*Exercise brief*
Give back each entry unchanged, minus pictures.

[Data records]

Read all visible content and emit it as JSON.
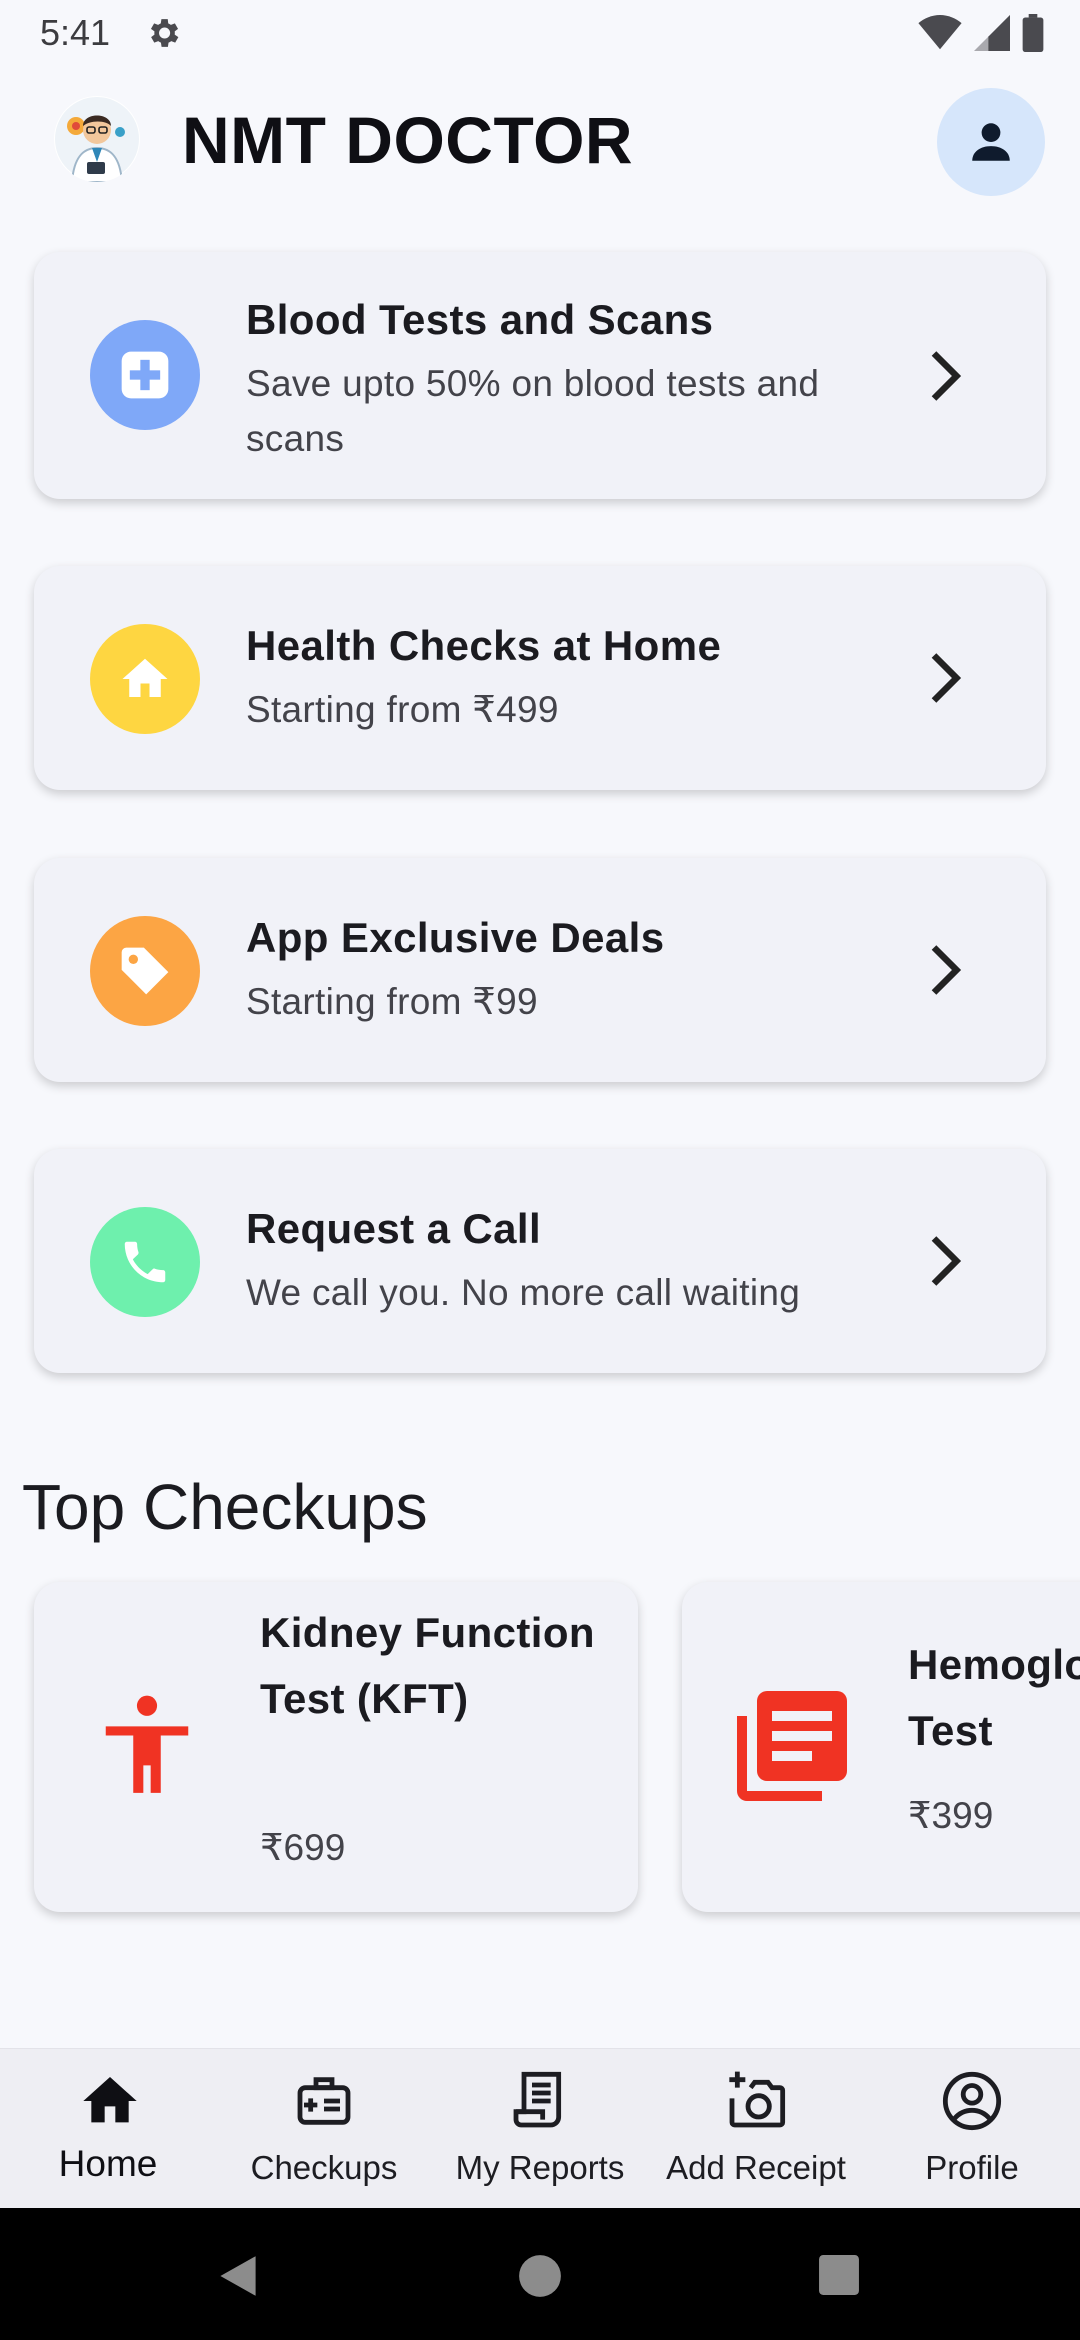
{
  "status_bar": {
    "time": "5:41"
  },
  "header": {
    "title": "NMT DOCTOR"
  },
  "services": [
    {
      "title": "Blood Tests and Scans",
      "subtitle": "Save upto 50% on blood tests and scans",
      "icon": "medical-plus-icon",
      "color": "#7fa8f8"
    },
    {
      "title": "Health Checks at Home",
      "subtitle": "Starting from ₹499",
      "icon": "home-icon",
      "color": "#fed641"
    },
    {
      "title": "App Exclusive Deals",
      "subtitle": "Starting from ₹99",
      "icon": "tag-icon",
      "color": "#fca544"
    },
    {
      "title": "Request a Call",
      "subtitle": "We call you. No more call waiting",
      "icon": "phone-icon",
      "color": "#6ef0ad"
    }
  ],
  "top_checkups": {
    "title": "Top Checkups",
    "items": [
      {
        "name": "Kidney Function Test (KFT)",
        "price": "₹699",
        "icon": "accessibility-icon"
      },
      {
        "name": "Hemoglobin Test",
        "price": "₹399",
        "icon": "library-books-icon"
      }
    ]
  },
  "bottom_nav": [
    {
      "label": "Home",
      "icon": "home-icon",
      "active": true
    },
    {
      "label": "Checkups",
      "icon": "medical-bag-icon",
      "active": false
    },
    {
      "label": "My Reports",
      "icon": "receipt-icon",
      "active": false
    },
    {
      "label": "Add Receipt",
      "icon": "camera-add-icon",
      "active": false
    },
    {
      "label": "Profile",
      "icon": "account-circle-icon",
      "active": false
    }
  ],
  "colors": {
    "accent_icon_red": "#f03323",
    "avatar_bg": "#d6e6fb"
  }
}
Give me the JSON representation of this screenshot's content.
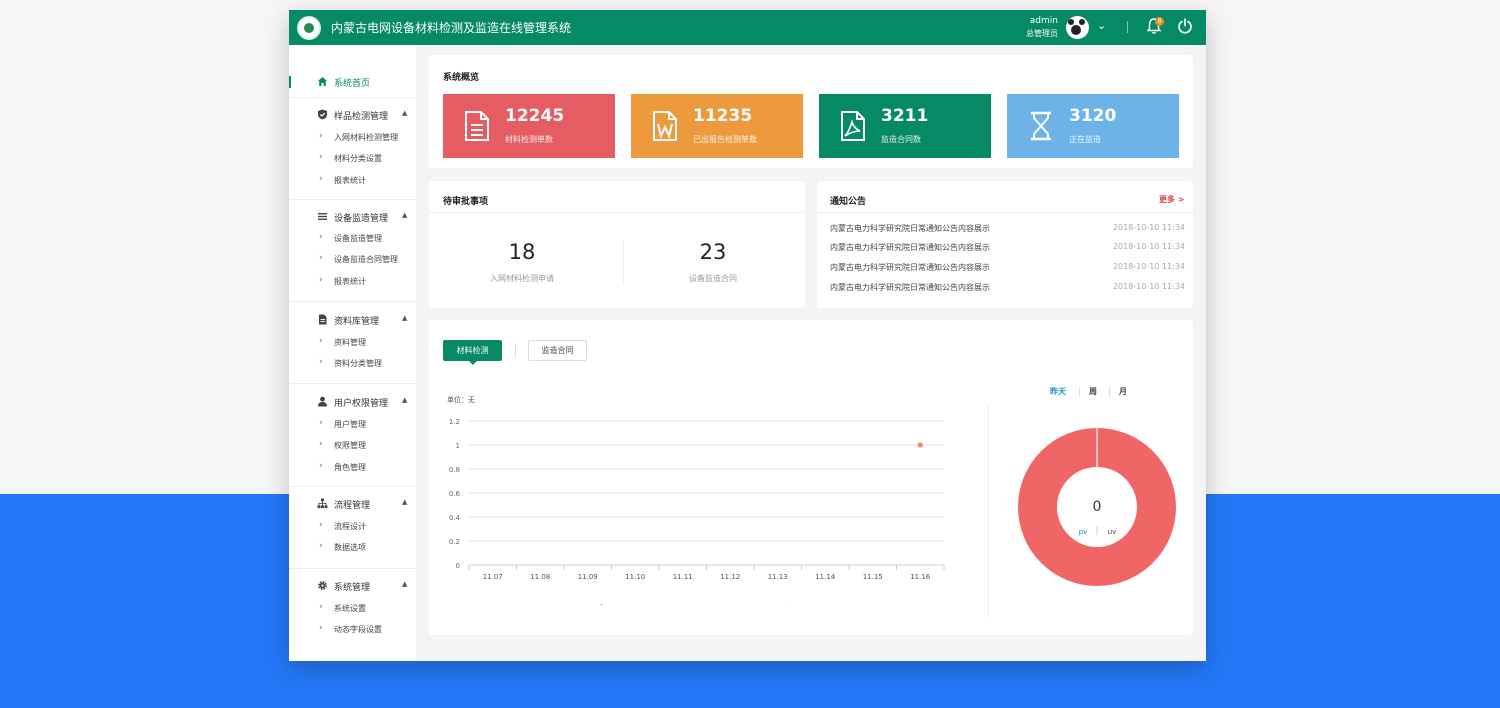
{
  "header": {
    "title": "内蒙古电网设备材料检测及监造在线管理系统",
    "user_name": "admin",
    "user_role": "总管理员",
    "notification_count": "8"
  },
  "sidebar": {
    "home": "系统首页",
    "groups": [
      {
        "label": "样品检测管理",
        "icon": "shield-check-icon",
        "items": [
          "入网材料检测管理",
          "材料分类设置",
          "报表统计"
        ]
      },
      {
        "label": "设备监造管理",
        "icon": "list-icon",
        "items": [
          "设备监造管理",
          "设备监造合同管理",
          "报表统计"
        ]
      },
      {
        "label": "资料库管理",
        "icon": "document-icon",
        "items": [
          "资料管理",
          "资料分类管理"
        ]
      },
      {
        "label": "用户权限管理",
        "icon": "user-icon",
        "items": [
          "用户管理",
          "权限管理",
          "角色管理"
        ]
      },
      {
        "label": "流程管理",
        "icon": "sitemap-icon",
        "items": [
          "流程设计",
          "数据选项"
        ]
      },
      {
        "label": "系统管理",
        "icon": "gear-icon",
        "items": [
          "系统设置",
          "动态字段设置"
        ]
      }
    ]
  },
  "overview": {
    "title": "系统概览",
    "cards": [
      {
        "value": "12245",
        "label": "材料检测单数",
        "color": "#e55c63",
        "icon": "document-lines-icon"
      },
      {
        "value": "11235",
        "label": "已出报告检测单数",
        "color": "#ec9a3d",
        "icon": "word-doc-icon"
      },
      {
        "value": "3211",
        "label": "监造合同数",
        "color": "#068a66",
        "icon": "pdf-doc-icon"
      },
      {
        "value": "3120",
        "label": "正在监造",
        "color": "#6db3e8",
        "icon": "hourglass-icon"
      }
    ]
  },
  "pending": {
    "title": "待审批事项",
    "items": [
      {
        "value": "18",
        "label": "入网材料检测申请"
      },
      {
        "value": "23",
        "label": "设备监造合同"
      }
    ]
  },
  "notices": {
    "title": "通知公告",
    "more": "更多 >",
    "items": [
      {
        "text": "内蒙古电力科学研究院日常通知公告内容展示",
        "time": "2018-10-10 11:34"
      },
      {
        "text": "内蒙古电力科学研究院日常通知公告内容展示",
        "time": "2018-10-10 11:34"
      },
      {
        "text": "内蒙古电力科学研究院日常通知公告内容展示",
        "time": "2018-10-10 11:34"
      },
      {
        "text": "内蒙古电力科学研究院日常通知公告内容展示",
        "time": "2018-10-10 11:34"
      }
    ]
  },
  "tabs": [
    "材料检测",
    "监造合同"
  ],
  "range_tabs": [
    "昨天",
    "周",
    "月"
  ],
  "chart_data": [
    {
      "type": "line",
      "unit_label": "单位：无",
      "categories": [
        "11.07",
        "11.08",
        "11.09",
        "11.10",
        "11.11",
        "11.12",
        "11.13",
        "11.14",
        "11.15",
        "11.16"
      ],
      "y_ticks": [
        "1.2",
        "1",
        "0.8",
        "0.6",
        "0.4",
        "0.2",
        "0"
      ],
      "ylim": [
        0,
        1.2
      ],
      "series": [
        {
          "name": "PV",
          "color": "#5fc2c0",
          "values": [
            null,
            null,
            null,
            null,
            null,
            null,
            null,
            null,
            null,
            null
          ]
        },
        {
          "name": "UV",
          "color": "#e8877e",
          "values": [
            null,
            null,
            null,
            null,
            null,
            null,
            null,
            null,
            null,
            1
          ]
        }
      ],
      "legend_position": "bottom"
    },
    {
      "type": "pie",
      "center_value": "0",
      "toggle_labels": [
        "pv",
        "uv"
      ],
      "slices": [
        {
          "value": 100,
          "color": "#f06667"
        }
      ]
    }
  ]
}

*The reply*
Read all visible content and emit it as JSON.
{
  "status_bar": {
    "time": "5:41"
  },
  "header": {
    "title": "NMT DOCTOR"
  },
  "services": [
    {
      "title": "Blood Tests and Scans",
      "subtitle": "Save upto 50% on blood tests and scans",
      "icon": "medical-plus-icon",
      "color": "#7fa8f8"
    },
    {
      "title": "Health Checks at Home",
      "subtitle": "Starting from ₹499",
      "icon": "home-icon",
      "color": "#fed641"
    },
    {
      "title": "App Exclusive Deals",
      "subtitle": "Starting from ₹99",
      "icon": "tag-icon",
      "color": "#fca544"
    },
    {
      "title": "Request a Call",
      "subtitle": "We call you. No more call waiting",
      "icon": "phone-icon",
      "color": "#6ef0ad"
    }
  ],
  "top_checkups": {
    "title": "Top Checkups",
    "items": [
      {
        "name": "Kidney Function Test (KFT)",
        "price": "₹699",
        "icon": "accessibility-icon"
      },
      {
        "name": "Hemoglobin Test",
        "price": "₹399",
        "icon": "library-books-icon"
      }
    ]
  },
  "bottom_nav": [
    {
      "label": "Home",
      "icon": "home-icon",
      "active": true
    },
    {
      "label": "Checkups",
      "icon": "medical-bag-icon",
      "active": false
    },
    {
      "label": "My Reports",
      "icon": "receipt-icon",
      "active": false
    },
    {
      "label": "Add Receipt",
      "icon": "camera-add-icon",
      "active": false
    },
    {
      "label": "Profile",
      "icon": "account-circle-icon",
      "active": false
    }
  ],
  "colors": {
    "accent_icon_red": "#f03323",
    "avatar_bg": "#d6e6fb"
  }
}
Give me the JSON representation of this screenshot's content.
{
  "header": {
    "title": "内蒙古电网设备材料检测及监造在线管理系统",
    "user_name": "admin",
    "user_role": "总管理员",
    "notification_count": "8"
  },
  "sidebar": {
    "home": "系统首页",
    "groups": [
      {
        "label": "样品检测管理",
        "icon": "shield-check-icon",
        "items": [
          "入网材料检测管理",
          "材料分类设置",
          "报表统计"
        ]
      },
      {
        "label": "设备监造管理",
        "icon": "list-icon",
        "items": [
          "设备监造管理",
          "设备监造合同管理",
          "报表统计"
        ]
      },
      {
        "label": "资料库管理",
        "icon": "document-icon",
        "items": [
          "资料管理",
          "资料分类管理"
        ]
      },
      {
        "label": "用户权限管理",
        "icon": "user-icon",
        "items": [
          "用户管理",
          "权限管理",
          "角色管理"
        ]
      },
      {
        "label": "流程管理",
        "icon": "sitemap-icon",
        "items": [
          "流程设计",
          "数据选项"
        ]
      },
      {
        "label": "系统管理",
        "icon": "gear-icon",
        "items": [
          "系统设置",
          "动态字段设置"
        ]
      }
    ]
  },
  "overview": {
    "title": "系统概览",
    "cards": [
      {
        "value": "12245",
        "label": "材料检测单数",
        "color": "#e55c63",
        "icon": "document-lines-icon"
      },
      {
        "value": "11235",
        "label": "已出报告检测单数",
        "color": "#ec9a3d",
        "icon": "word-doc-icon"
      },
      {
        "value": "3211",
        "label": "监造合同数",
        "color": "#068a66",
        "icon": "pdf-doc-icon"
      },
      {
        "value": "3120",
        "label": "正在监造",
        "color": "#6db3e8",
        "icon": "hourglass-icon"
      }
    ]
  },
  "pending": {
    "title": "待审批事项",
    "items": [
      {
        "value": "18",
        "label": "入网材料检测申请"
      },
      {
        "value": "23",
        "label": "设备监造合同"
      }
    ]
  },
  "notices": {
    "title": "通知公告",
    "more": "更多 >",
    "items": [
      {
        "text": "内蒙古电力科学研究院日常通知公告内容展示",
        "time": "2018-10-10 11:34"
      },
      {
        "text": "内蒙古电力科学研究院日常通知公告内容展示",
        "time": "2018-10-10 11:34"
      },
      {
        "text": "内蒙古电力科学研究院日常通知公告内容展示",
        "time": "2018-10-10 11:34"
      },
      {
        "text": "内蒙古电力科学研究院日常通知公告内容展示",
        "time": "2018-10-10 11:34"
      }
    ]
  },
  "tabs": [
    "材料检测",
    "监造合同"
  ],
  "range_tabs": [
    "昨天",
    "周",
    "月"
  ],
  "chart_data": [
    {
      "type": "line",
      "unit_label": "单位：无",
      "categories": [
        "11.07",
        "11.08",
        "11.09",
        "11.10",
        "11.11",
        "11.12",
        "11.13",
        "11.14",
        "11.15",
        "11.16"
      ],
      "y_ticks": [
        "1.2",
        "1",
        "0.8",
        "0.6",
        "0.4",
        "0.2",
        "0"
      ],
      "ylim": [
        0,
        1.2
      ],
      "series": [
        {
          "name": "PV",
          "color": "#5fc2c0",
          "values": [
            null,
            null,
            null,
            null,
            null,
            null,
            null,
            null,
            null,
            null
          ]
        },
        {
          "name": "UV",
          "color": "#e8877e",
          "values": [
            null,
            null,
            null,
            null,
            null,
            null,
            null,
            null,
            null,
            1
          ]
        }
      ],
      "legend_position": "bottom"
    },
    {
      "type": "pie",
      "center_value": "0",
      "toggle_labels": [
        "pv",
        "uv"
      ],
      "slices": [
        {
          "value": 100,
          "color": "#f06667"
        }
      ]
    }
  ]
}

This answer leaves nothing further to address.